Look through the records that follow. Copy every line containing the word "Mittelwert".

┄┄┄┄┄┄

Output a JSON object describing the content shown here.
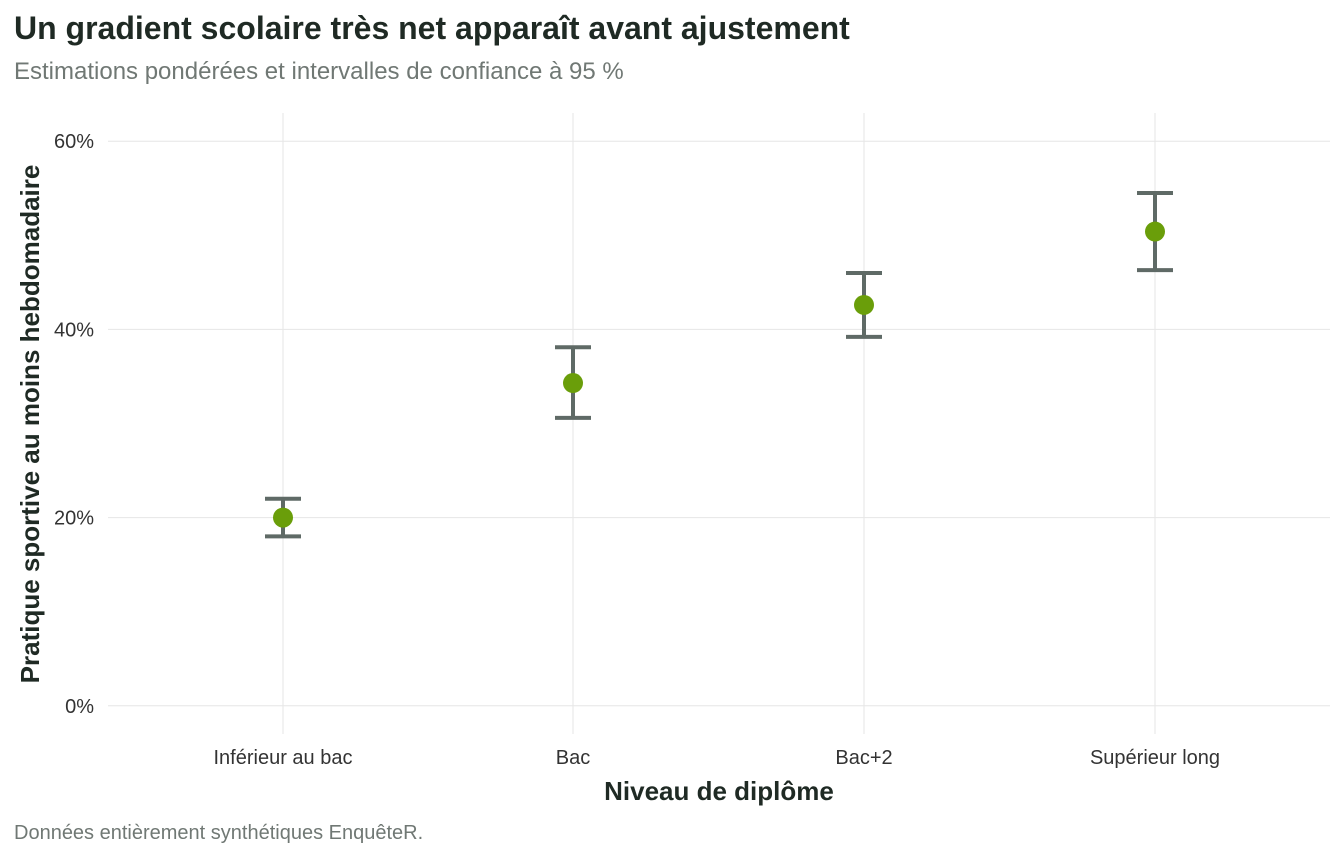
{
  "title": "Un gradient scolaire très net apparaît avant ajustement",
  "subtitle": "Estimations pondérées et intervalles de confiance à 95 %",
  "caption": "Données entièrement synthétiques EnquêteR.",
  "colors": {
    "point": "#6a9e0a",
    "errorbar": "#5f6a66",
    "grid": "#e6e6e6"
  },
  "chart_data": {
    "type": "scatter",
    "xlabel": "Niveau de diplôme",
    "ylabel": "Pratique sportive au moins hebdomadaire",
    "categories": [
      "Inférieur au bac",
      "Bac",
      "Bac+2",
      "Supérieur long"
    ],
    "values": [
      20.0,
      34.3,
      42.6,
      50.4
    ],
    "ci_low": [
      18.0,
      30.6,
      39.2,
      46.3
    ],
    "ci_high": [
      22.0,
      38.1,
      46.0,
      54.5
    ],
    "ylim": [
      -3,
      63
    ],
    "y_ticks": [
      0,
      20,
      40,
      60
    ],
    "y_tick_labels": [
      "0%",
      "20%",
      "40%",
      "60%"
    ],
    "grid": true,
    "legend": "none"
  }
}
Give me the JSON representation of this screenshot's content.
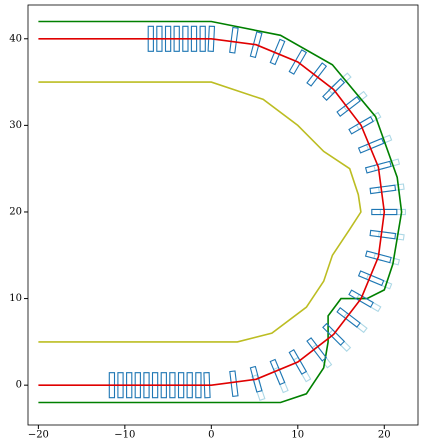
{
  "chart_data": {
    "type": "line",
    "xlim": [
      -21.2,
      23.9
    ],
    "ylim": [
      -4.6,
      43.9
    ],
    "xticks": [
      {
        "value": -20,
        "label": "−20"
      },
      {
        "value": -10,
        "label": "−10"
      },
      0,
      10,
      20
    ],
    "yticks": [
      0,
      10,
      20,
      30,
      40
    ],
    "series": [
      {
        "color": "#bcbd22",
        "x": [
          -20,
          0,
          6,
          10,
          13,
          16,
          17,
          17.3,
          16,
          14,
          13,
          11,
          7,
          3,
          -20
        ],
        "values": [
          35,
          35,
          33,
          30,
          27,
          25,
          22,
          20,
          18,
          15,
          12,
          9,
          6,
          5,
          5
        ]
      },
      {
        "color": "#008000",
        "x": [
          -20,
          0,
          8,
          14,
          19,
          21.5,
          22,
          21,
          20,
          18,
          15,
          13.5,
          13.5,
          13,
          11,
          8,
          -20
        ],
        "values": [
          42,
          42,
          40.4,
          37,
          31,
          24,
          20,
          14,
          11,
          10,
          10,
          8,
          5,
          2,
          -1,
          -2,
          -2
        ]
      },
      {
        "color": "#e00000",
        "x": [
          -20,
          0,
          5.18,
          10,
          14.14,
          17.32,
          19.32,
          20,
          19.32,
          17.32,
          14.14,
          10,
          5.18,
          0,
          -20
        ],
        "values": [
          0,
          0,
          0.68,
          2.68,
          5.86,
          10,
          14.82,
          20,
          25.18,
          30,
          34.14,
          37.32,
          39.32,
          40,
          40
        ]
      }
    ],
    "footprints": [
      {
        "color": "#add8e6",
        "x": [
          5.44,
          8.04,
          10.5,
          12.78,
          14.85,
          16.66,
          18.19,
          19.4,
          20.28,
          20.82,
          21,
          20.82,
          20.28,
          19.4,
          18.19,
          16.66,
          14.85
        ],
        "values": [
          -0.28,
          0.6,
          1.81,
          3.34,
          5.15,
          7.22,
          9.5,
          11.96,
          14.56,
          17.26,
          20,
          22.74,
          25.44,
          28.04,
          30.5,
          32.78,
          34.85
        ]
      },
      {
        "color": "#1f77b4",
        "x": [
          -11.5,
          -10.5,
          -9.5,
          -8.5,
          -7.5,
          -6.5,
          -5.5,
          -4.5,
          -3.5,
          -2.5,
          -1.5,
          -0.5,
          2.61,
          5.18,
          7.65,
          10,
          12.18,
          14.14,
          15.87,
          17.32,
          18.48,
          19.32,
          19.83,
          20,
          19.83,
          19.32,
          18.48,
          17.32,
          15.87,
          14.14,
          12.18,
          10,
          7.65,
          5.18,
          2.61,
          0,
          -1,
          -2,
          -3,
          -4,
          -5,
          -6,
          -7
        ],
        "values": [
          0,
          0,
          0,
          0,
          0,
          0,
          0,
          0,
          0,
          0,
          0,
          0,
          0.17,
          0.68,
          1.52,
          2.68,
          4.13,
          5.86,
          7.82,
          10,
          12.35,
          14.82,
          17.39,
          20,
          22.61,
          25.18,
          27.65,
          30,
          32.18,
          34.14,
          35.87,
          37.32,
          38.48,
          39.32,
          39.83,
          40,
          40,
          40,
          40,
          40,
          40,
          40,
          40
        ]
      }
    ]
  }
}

┄┄┄┄┄┄

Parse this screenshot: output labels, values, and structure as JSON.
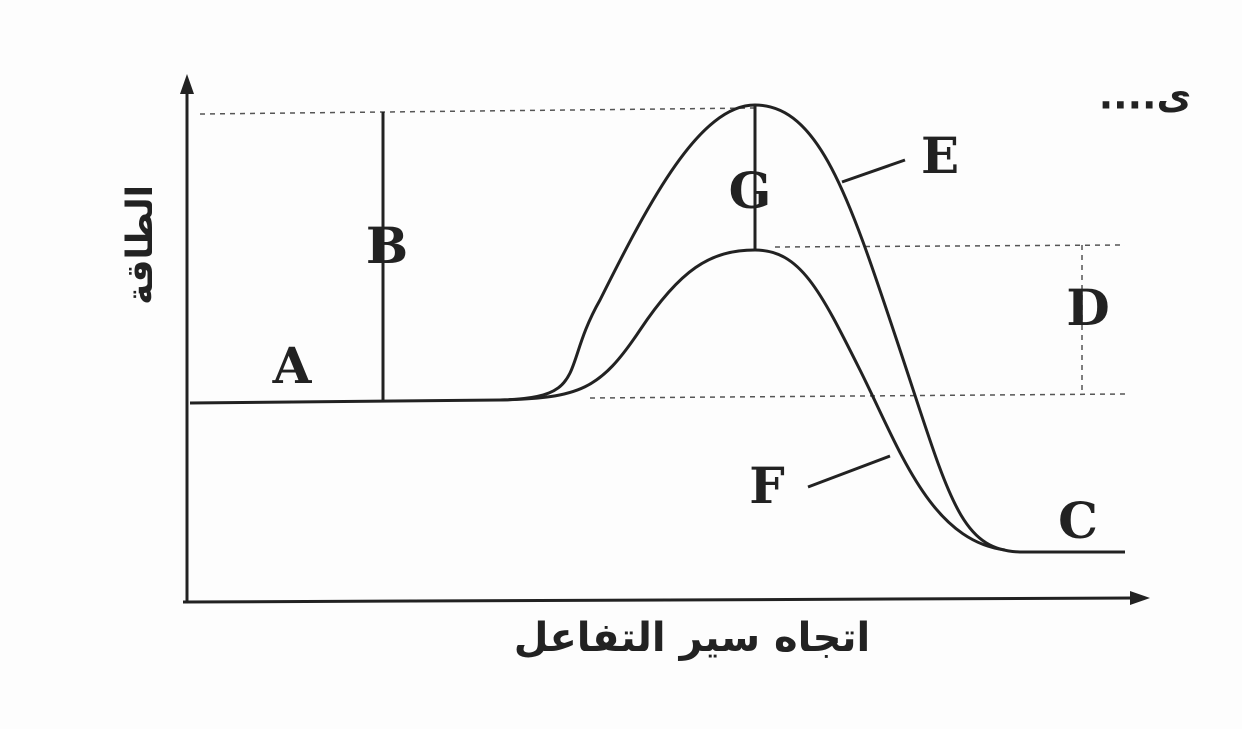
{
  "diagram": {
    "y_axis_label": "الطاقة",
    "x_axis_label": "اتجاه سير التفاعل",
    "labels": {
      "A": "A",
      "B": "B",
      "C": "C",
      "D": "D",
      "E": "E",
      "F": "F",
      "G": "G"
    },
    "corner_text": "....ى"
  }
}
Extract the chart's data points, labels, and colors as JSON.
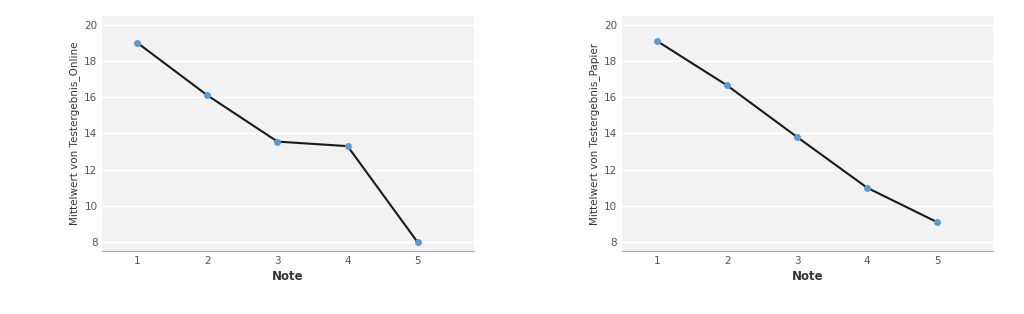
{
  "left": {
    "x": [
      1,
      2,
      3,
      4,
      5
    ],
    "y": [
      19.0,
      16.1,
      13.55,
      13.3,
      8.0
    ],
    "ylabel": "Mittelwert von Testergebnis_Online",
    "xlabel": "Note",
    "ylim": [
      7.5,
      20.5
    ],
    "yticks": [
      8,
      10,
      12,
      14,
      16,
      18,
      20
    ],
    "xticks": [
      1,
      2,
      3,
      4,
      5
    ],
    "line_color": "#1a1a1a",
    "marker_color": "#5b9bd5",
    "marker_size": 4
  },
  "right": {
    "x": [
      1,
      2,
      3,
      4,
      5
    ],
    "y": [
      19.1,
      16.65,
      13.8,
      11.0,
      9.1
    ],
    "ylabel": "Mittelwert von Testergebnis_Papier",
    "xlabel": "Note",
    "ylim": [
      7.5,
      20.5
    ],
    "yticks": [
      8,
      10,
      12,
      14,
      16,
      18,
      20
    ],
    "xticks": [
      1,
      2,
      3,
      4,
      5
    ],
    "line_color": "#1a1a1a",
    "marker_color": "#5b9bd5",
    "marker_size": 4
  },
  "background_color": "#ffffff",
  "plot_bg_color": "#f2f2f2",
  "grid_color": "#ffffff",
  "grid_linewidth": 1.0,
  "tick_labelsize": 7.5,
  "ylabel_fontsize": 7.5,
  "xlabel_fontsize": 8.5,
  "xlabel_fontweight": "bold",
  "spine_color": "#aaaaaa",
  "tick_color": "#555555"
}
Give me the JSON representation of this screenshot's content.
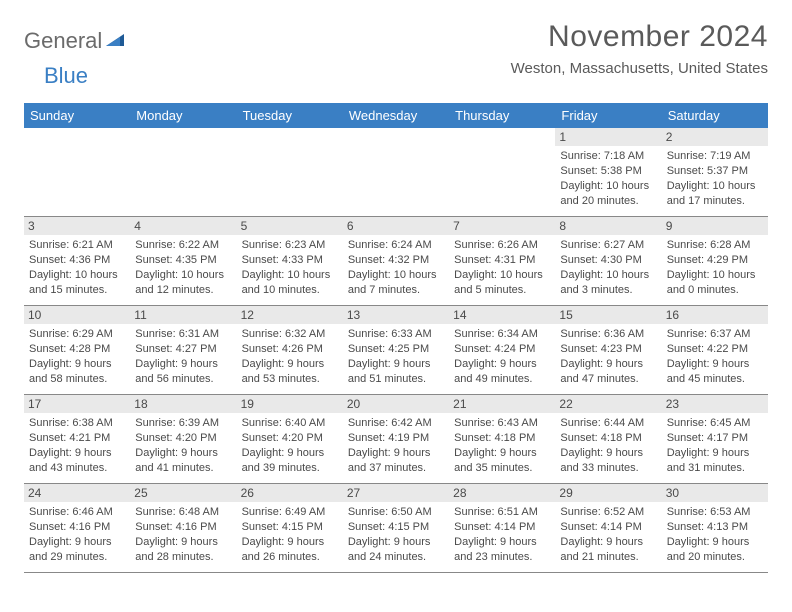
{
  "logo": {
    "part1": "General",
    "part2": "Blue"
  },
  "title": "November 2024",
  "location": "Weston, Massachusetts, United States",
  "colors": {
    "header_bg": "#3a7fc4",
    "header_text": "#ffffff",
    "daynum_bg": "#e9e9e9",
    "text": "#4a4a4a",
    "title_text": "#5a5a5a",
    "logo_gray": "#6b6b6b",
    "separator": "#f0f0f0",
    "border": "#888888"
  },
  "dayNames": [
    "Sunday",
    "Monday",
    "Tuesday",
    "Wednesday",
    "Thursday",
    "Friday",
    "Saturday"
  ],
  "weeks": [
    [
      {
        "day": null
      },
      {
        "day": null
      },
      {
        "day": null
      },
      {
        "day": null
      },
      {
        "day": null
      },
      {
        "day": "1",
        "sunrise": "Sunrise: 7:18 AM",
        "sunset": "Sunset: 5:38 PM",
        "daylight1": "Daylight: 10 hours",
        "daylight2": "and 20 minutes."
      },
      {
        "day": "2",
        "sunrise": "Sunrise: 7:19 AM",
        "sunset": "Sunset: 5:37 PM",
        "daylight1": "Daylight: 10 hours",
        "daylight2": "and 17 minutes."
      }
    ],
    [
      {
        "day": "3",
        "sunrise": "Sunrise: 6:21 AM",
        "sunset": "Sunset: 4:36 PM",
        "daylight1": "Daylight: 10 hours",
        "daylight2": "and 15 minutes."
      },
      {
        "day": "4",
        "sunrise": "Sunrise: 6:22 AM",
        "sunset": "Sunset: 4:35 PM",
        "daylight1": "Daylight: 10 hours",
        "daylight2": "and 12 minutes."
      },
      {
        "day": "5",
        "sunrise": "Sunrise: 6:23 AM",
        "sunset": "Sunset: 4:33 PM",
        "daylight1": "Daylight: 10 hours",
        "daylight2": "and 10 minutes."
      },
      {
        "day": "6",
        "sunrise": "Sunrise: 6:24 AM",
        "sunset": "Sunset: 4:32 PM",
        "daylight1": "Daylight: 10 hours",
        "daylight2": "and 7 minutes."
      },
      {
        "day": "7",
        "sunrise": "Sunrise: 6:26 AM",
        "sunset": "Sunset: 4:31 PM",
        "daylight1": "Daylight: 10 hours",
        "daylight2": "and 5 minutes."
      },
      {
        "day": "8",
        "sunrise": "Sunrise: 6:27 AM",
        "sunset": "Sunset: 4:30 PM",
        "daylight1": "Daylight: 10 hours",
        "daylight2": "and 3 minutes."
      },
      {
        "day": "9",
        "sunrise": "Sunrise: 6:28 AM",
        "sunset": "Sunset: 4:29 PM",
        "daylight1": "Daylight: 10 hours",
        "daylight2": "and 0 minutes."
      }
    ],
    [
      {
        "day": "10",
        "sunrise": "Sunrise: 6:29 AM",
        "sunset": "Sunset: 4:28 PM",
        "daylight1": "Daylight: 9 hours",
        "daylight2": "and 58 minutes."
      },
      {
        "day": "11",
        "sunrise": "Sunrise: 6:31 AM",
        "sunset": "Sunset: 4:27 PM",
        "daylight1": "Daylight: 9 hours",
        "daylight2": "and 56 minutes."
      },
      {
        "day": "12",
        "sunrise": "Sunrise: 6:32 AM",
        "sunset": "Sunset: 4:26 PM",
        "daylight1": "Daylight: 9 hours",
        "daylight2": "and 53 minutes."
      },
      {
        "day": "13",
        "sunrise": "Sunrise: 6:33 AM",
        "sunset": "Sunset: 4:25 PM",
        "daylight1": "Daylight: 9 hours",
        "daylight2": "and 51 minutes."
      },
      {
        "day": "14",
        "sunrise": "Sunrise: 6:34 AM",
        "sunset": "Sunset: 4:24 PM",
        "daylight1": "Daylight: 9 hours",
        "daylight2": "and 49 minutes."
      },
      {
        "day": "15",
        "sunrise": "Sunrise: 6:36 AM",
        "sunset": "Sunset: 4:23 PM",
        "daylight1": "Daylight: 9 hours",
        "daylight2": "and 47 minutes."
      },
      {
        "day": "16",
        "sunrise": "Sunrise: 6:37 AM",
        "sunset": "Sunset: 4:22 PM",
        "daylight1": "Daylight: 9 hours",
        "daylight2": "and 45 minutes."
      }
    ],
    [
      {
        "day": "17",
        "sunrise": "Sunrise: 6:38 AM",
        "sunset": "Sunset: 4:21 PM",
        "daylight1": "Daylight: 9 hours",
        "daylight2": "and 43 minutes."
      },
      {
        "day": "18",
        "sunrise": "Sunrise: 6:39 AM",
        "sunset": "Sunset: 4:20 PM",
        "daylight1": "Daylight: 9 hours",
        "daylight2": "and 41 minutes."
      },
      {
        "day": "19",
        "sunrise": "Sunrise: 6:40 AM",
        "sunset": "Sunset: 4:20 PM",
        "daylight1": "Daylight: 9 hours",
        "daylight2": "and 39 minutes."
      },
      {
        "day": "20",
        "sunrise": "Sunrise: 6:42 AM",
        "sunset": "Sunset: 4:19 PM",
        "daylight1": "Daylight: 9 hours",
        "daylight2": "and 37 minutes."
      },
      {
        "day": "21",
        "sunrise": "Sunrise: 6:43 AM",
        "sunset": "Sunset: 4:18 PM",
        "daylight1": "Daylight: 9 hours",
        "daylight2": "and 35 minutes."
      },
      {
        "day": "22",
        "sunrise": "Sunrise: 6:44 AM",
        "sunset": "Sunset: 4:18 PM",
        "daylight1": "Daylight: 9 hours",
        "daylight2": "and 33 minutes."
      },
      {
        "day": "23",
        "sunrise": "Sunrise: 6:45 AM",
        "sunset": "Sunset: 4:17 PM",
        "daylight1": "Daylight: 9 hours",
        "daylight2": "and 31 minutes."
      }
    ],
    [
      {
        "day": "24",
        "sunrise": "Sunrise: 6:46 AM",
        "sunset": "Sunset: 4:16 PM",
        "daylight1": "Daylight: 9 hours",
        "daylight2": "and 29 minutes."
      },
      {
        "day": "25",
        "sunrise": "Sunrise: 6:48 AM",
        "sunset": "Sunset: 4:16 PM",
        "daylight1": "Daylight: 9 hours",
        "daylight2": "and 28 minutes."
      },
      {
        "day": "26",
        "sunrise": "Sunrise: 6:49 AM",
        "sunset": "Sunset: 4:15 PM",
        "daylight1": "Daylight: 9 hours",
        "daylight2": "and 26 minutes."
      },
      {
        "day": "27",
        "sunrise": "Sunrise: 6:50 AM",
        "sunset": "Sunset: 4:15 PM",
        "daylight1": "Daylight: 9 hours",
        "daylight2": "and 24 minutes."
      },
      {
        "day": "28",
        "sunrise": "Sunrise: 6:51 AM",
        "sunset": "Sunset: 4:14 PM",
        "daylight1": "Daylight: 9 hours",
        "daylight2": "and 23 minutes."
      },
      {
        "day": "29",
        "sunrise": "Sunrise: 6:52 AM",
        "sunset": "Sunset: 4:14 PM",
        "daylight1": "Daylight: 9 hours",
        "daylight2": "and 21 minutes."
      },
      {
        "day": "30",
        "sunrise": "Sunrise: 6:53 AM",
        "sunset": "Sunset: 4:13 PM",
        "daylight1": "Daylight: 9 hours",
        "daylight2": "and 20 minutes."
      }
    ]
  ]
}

┄┄┄┄┄┄

OUTPUT FOR THIS EXERCISE:
    "ylabel": "Mittelwert von Testergebnis_Online",
    "ylabel": "Mittelwert von Testergebnis_Papier",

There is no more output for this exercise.